● ENTRIES SHOWN:

☆ ☆ ☆ ☆

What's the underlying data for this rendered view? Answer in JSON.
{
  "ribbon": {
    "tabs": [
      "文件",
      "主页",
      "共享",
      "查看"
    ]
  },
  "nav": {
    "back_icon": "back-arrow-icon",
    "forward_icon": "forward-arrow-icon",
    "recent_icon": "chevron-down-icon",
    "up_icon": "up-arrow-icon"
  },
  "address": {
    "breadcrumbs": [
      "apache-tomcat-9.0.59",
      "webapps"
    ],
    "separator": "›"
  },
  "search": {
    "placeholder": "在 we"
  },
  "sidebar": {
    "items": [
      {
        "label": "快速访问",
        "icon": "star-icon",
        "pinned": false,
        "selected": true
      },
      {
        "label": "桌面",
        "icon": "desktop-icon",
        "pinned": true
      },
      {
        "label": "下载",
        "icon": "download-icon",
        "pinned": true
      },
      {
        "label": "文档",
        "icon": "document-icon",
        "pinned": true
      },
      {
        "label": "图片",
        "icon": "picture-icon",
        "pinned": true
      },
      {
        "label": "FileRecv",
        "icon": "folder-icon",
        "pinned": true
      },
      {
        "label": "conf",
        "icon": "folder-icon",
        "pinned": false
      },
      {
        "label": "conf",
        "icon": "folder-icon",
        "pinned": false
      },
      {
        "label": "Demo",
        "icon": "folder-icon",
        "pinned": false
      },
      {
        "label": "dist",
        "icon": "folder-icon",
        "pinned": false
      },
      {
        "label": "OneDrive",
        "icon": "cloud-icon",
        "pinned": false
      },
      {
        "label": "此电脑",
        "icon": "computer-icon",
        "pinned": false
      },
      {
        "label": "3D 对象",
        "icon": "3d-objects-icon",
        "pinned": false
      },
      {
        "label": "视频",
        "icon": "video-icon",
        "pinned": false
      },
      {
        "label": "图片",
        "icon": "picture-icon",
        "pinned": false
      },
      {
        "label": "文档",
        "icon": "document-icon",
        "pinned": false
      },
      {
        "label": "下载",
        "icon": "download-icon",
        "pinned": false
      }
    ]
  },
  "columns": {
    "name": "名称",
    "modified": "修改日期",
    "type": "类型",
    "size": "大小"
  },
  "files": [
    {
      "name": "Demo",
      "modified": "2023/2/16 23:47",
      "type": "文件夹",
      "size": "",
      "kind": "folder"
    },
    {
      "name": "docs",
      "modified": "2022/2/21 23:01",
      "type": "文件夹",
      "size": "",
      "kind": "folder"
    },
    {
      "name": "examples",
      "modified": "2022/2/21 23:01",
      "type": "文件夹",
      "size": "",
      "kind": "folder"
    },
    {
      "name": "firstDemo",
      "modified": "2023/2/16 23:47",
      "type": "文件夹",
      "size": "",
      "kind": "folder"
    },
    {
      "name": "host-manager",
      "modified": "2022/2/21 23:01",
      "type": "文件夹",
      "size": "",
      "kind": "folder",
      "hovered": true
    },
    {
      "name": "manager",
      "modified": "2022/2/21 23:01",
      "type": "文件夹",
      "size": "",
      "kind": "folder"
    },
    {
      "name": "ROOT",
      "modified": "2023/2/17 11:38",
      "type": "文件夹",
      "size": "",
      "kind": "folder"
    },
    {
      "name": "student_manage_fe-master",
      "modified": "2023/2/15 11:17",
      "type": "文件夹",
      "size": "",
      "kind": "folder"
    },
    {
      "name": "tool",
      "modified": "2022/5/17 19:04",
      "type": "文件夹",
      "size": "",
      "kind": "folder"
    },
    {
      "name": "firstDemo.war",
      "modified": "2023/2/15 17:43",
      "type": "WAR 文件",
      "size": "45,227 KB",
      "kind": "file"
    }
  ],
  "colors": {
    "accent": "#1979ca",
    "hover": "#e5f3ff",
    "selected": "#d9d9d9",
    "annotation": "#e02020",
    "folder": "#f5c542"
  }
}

☆ ☆ ☆ ☆

● GOAL:
Retype the listing exactly, in full.

● CORRECT RESULT:
What's the underlying data for this rendered view? Answer in JSON.
{
  "ribbon": {
    "tabs": [
      "文件",
      "主页",
      "共享",
      "查看"
    ]
  },
  "nav": {
    "back_icon": "back-arrow-icon",
    "forward_icon": "forward-arrow-icon",
    "recent_icon": "chevron-down-icon",
    "up_icon": "up-arrow-icon"
  },
  "address": {
    "breadcrumbs": [
      "apache-tomcat-9.0.59",
      "webapps"
    ],
    "separator": "›"
  },
  "search": {
    "placeholder": "在 we"
  },
  "sidebar": {
    "items": [
      {
        "label": "快速访问",
        "icon": "star-icon",
        "pinned": false,
        "selected": true
      },
      {
        "label": "桌面",
        "icon": "desktop-icon",
        "pinned": true
      },
      {
        "label": "下载",
        "icon": "download-icon",
        "pinned": true
      },
      {
        "label": "文档",
        "icon": "document-icon",
        "pinned": true
      },
      {
        "label": "图片",
        "icon": "picture-icon",
        "pinned": true
      },
      {
        "label": "FileRecv",
        "icon": "folder-icon",
        "pinned": true
      },
      {
        "label": "conf",
        "icon": "folder-icon",
        "pinned": false
      },
      {
        "label": "conf",
        "icon": "folder-icon",
        "pinned": false
      },
      {
        "label": "Demo",
        "icon": "folder-icon",
        "pinned": false
      },
      {
        "label": "dist",
        "icon": "folder-icon",
        "pinned": false
      },
      {
        "label": "OneDrive",
        "icon": "cloud-icon",
        "pinned": false
      },
      {
        "label": "此电脑",
        "icon": "computer-icon",
        "pinned": false
      },
      {
        "label": "3D 对象",
        "icon": "3d-objects-icon",
        "pinned": false
      },
      {
        "label": "视频",
        "icon": "video-icon",
        "pinned": false
      },
      {
        "label": "图片",
        "icon": "picture-icon",
        "pinned": false
      },
      {
        "label": "文档",
        "icon": "document-icon",
        "pinned": false
      },
      {
        "label": "下载",
        "icon": "download-icon",
        "pinned": false
      }
    ]
  },
  "columns": {
    "name": "名称",
    "modified": "修改日期",
    "type": "类型",
    "size": "大小"
  },
  "files": [
    {
      "name": "Demo",
      "modified": "2023/2/16 23:47",
      "type": "文件夹",
      "size": "",
      "kind": "folder"
    },
    {
      "name": "docs",
      "modified": "2022/2/21 23:01",
      "type": "文件夹",
      "size": "",
      "kind": "folder"
    },
    {
      "name": "examples",
      "modified": "2022/2/21 23:01",
      "type": "文件夹",
      "size": "",
      "kind": "folder"
    },
    {
      "name": "firstDemo",
      "modified": "2023/2/16 23:47",
      "type": "文件夹",
      "size": "",
      "kind": "folder"
    },
    {
      "name": "host-manager",
      "modified": "2022/2/21 23:01",
      "type": "文件夹",
      "size": "",
      "kind": "folder",
      "hovered": true
    },
    {
      "name": "manager",
      "modified": "2022/2/21 23:01",
      "type": "文件夹",
      "size": "",
      "kind": "folder"
    },
    {
      "name": "ROOT",
      "modified": "2023/2/17 11:38",
      "type": "文件夹",
      "size": "",
      "kind": "folder"
    },
    {
      "name": "student_manage_fe-master",
      "modified": "2023/2/15 11:17",
      "type": "文件夹",
      "size": "",
      "kind": "folder"
    },
    {
      "name": "tool",
      "modified": "2022/5/17 19:04",
      "type": "文件夹",
      "size": "",
      "kind": "folder"
    },
    {
      "name": "firstDemo.war",
      "modified": "2023/2/15 17:43",
      "type": "WAR 文件",
      "size": "45,227 KB",
      "kind": "file"
    }
  ],
  "colors": {
    "accent": "#1979ca",
    "hover": "#e5f3ff",
    "selected": "#d9d9d9",
    "annotation": "#e02020",
    "folder": "#f5c542"
  }
}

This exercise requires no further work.